Extracted information —
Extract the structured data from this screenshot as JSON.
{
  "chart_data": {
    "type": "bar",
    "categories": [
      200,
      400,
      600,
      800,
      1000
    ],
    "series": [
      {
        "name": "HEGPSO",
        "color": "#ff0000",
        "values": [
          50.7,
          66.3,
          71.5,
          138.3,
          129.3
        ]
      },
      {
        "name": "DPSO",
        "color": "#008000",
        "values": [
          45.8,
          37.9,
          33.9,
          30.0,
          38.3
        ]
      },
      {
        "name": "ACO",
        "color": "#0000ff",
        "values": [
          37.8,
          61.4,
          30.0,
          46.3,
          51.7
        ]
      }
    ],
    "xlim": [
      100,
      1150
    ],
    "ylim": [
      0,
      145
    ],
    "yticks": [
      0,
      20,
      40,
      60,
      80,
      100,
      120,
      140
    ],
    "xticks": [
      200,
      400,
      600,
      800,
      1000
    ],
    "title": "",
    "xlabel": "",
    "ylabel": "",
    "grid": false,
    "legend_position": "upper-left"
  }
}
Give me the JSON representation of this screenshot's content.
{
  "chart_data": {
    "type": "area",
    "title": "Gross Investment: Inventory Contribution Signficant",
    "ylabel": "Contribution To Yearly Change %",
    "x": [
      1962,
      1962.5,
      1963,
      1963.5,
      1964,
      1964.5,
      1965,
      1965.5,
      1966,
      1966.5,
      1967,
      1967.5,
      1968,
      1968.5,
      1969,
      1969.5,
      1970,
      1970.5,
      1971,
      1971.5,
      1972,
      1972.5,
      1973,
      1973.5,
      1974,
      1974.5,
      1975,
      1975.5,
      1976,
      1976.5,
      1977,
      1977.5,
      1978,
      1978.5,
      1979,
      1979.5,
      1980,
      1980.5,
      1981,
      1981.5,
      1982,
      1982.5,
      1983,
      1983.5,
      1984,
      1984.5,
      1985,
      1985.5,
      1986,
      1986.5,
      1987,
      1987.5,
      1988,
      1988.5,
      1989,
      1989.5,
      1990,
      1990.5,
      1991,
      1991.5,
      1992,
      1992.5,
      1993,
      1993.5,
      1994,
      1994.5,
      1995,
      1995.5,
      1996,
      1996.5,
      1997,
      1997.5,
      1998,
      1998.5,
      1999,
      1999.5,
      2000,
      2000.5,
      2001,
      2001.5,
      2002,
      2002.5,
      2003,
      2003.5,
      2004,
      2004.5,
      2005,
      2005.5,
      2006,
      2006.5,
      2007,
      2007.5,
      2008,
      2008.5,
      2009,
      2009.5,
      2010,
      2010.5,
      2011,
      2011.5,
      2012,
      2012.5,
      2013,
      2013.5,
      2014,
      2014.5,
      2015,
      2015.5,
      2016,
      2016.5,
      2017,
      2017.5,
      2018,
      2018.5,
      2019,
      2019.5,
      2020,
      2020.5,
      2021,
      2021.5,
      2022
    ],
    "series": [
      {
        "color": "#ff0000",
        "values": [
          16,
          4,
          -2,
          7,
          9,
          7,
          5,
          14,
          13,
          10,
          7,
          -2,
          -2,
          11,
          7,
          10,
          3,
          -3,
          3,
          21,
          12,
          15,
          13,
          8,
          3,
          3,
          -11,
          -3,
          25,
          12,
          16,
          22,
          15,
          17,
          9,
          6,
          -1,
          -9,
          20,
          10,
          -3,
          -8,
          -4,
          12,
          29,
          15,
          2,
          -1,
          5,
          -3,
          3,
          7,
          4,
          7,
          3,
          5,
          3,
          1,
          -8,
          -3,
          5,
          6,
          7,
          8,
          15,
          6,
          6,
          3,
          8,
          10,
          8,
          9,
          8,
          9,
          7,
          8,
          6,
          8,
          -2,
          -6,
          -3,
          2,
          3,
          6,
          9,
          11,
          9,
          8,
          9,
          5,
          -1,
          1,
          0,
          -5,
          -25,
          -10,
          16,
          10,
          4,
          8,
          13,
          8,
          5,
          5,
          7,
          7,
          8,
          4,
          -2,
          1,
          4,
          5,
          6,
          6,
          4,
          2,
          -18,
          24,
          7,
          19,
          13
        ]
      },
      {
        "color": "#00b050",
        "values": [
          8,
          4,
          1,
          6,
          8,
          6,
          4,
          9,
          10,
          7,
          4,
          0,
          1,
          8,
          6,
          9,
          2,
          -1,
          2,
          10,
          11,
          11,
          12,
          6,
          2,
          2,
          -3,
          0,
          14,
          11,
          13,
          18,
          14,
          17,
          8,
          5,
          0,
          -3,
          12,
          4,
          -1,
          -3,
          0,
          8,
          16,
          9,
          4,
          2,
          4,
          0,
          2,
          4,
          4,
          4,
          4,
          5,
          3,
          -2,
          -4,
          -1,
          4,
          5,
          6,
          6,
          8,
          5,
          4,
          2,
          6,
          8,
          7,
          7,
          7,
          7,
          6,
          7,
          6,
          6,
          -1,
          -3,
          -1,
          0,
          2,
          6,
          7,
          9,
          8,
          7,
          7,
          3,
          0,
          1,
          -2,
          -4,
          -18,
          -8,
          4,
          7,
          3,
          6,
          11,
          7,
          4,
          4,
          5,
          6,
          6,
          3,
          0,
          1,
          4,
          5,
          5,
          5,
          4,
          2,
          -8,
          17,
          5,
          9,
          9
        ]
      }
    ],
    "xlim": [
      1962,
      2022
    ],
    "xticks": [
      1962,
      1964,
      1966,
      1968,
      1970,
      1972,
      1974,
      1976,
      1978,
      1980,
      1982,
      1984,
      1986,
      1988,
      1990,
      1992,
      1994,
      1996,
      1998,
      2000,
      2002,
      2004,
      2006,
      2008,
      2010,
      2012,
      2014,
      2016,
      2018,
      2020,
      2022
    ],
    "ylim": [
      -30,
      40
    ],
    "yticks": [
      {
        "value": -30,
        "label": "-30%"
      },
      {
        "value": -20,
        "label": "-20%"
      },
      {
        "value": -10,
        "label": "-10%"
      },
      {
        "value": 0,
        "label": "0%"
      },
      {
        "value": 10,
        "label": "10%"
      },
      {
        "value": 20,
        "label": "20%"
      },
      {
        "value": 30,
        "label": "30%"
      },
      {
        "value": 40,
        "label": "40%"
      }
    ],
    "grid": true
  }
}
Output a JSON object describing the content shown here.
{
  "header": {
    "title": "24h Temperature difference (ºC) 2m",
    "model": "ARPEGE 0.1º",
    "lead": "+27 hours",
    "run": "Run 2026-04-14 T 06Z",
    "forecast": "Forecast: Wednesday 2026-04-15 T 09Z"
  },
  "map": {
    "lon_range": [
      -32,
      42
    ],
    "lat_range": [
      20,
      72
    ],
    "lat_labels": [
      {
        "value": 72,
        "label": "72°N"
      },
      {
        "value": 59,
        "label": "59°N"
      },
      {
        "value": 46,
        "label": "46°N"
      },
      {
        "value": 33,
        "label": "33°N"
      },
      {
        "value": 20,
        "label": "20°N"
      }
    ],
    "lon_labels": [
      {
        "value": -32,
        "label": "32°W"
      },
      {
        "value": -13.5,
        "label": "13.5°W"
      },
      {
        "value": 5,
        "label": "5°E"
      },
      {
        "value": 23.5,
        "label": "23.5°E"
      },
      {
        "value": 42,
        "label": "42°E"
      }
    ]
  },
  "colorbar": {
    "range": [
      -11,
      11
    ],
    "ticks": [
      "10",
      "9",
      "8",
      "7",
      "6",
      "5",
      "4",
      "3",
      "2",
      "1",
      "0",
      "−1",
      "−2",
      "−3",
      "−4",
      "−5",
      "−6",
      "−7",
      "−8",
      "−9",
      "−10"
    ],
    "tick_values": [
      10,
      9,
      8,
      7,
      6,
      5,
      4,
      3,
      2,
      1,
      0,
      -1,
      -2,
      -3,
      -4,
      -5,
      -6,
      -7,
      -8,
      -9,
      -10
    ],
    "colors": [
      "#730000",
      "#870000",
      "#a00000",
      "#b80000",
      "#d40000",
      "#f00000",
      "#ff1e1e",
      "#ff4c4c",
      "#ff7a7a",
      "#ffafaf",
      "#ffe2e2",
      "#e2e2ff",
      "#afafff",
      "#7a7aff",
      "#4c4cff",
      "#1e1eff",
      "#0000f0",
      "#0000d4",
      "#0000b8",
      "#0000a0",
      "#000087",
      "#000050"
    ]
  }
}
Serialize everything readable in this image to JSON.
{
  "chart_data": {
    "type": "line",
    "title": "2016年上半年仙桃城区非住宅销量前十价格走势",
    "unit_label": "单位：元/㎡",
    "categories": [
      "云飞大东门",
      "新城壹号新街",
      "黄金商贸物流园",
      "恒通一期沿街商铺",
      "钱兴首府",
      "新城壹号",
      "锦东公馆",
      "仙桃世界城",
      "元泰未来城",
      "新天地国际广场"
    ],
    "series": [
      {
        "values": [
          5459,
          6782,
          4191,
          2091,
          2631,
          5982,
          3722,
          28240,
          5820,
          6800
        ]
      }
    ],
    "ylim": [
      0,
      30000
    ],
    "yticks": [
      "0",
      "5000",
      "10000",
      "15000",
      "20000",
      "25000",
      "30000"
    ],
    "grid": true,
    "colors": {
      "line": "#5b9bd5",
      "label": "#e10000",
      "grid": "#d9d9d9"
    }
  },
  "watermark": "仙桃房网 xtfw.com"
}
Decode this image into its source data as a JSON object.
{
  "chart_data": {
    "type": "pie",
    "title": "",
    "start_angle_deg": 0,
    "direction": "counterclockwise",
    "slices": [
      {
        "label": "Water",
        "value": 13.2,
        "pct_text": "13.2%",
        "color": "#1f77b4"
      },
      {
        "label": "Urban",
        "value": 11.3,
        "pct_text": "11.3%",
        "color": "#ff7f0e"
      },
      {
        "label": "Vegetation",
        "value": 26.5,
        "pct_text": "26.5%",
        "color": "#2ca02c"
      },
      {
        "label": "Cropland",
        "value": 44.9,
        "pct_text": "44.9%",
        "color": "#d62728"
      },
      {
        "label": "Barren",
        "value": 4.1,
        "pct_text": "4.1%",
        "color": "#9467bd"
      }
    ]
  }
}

Task prompt —
Within the listing above, find every line containing the string "title" and return it.

Written answer —
    "title": "",
    "title": "Gross Investment: Inventory Contribution Signficant",
    "title": "24h Temperature difference (ºC) 2m",
    "title": "2016年上半年仙桃城区非住宅销量前十价格走势",
    "title": "",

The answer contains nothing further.